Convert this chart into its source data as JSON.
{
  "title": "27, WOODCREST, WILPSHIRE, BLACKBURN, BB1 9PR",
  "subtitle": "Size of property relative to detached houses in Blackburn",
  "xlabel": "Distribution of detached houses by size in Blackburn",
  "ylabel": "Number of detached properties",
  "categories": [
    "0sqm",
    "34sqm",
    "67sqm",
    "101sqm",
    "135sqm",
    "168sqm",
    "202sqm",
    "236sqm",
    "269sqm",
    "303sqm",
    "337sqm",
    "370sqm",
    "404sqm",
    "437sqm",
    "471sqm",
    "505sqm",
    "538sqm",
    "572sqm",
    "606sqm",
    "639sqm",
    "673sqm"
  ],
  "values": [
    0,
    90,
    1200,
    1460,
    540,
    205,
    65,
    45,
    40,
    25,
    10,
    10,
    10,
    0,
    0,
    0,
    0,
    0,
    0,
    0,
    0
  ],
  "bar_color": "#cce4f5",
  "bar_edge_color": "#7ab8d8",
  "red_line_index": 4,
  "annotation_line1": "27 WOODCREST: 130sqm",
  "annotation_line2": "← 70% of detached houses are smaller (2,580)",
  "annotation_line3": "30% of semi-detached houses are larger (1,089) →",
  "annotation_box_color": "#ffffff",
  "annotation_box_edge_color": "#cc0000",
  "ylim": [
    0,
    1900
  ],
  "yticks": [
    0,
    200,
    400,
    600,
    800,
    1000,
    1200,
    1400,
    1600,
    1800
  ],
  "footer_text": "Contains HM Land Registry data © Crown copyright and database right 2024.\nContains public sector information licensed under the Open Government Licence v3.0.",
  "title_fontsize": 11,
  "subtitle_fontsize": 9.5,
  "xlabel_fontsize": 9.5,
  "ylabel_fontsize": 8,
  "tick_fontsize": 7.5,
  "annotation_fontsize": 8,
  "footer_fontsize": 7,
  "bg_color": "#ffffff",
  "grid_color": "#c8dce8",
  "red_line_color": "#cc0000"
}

■ ■ ■ ■ ■

GIVEN INSTRUCTION:
Output the entries exactly.

RESULT OF THIS TASK:
Convert this chart into its source data as JSON.
{
  "title": "27, WOODCREST, WILPSHIRE, BLACKBURN, BB1 9PR",
  "subtitle": "Size of property relative to detached houses in Blackburn",
  "xlabel": "Distribution of detached houses by size in Blackburn",
  "ylabel": "Number of detached properties",
  "categories": [
    "0sqm",
    "34sqm",
    "67sqm",
    "101sqm",
    "135sqm",
    "168sqm",
    "202sqm",
    "236sqm",
    "269sqm",
    "303sqm",
    "337sqm",
    "370sqm",
    "404sqm",
    "437sqm",
    "471sqm",
    "505sqm",
    "538sqm",
    "572sqm",
    "606sqm",
    "639sqm",
    "673sqm"
  ],
  "values": [
    0,
    90,
    1200,
    1460,
    540,
    205,
    65,
    45,
    40,
    25,
    10,
    10,
    10,
    0,
    0,
    0,
    0,
    0,
    0,
    0,
    0
  ],
  "bar_color": "#cce4f5",
  "bar_edge_color": "#7ab8d8",
  "red_line_index": 4,
  "annotation_line1": "27 WOODCREST: 130sqm",
  "annotation_line2": "← 70% of detached houses are smaller (2,580)",
  "annotation_line3": "30% of semi-detached houses are larger (1,089) →",
  "annotation_box_color": "#ffffff",
  "annotation_box_edge_color": "#cc0000",
  "ylim": [
    0,
    1900
  ],
  "yticks": [
    0,
    200,
    400,
    600,
    800,
    1000,
    1200,
    1400,
    1600,
    1800
  ],
  "footer_text": "Contains HM Land Registry data © Crown copyright and database right 2024.\nContains public sector information licensed under the Open Government Licence v3.0.",
  "title_fontsize": 11,
  "subtitle_fontsize": 9.5,
  "xlabel_fontsize": 9.5,
  "ylabel_fontsize": 8,
  "tick_fontsize": 7.5,
  "annotation_fontsize": 8,
  "footer_fontsize": 7,
  "bg_color": "#ffffff",
  "grid_color": "#c8dce8",
  "red_line_color": "#cc0000"
}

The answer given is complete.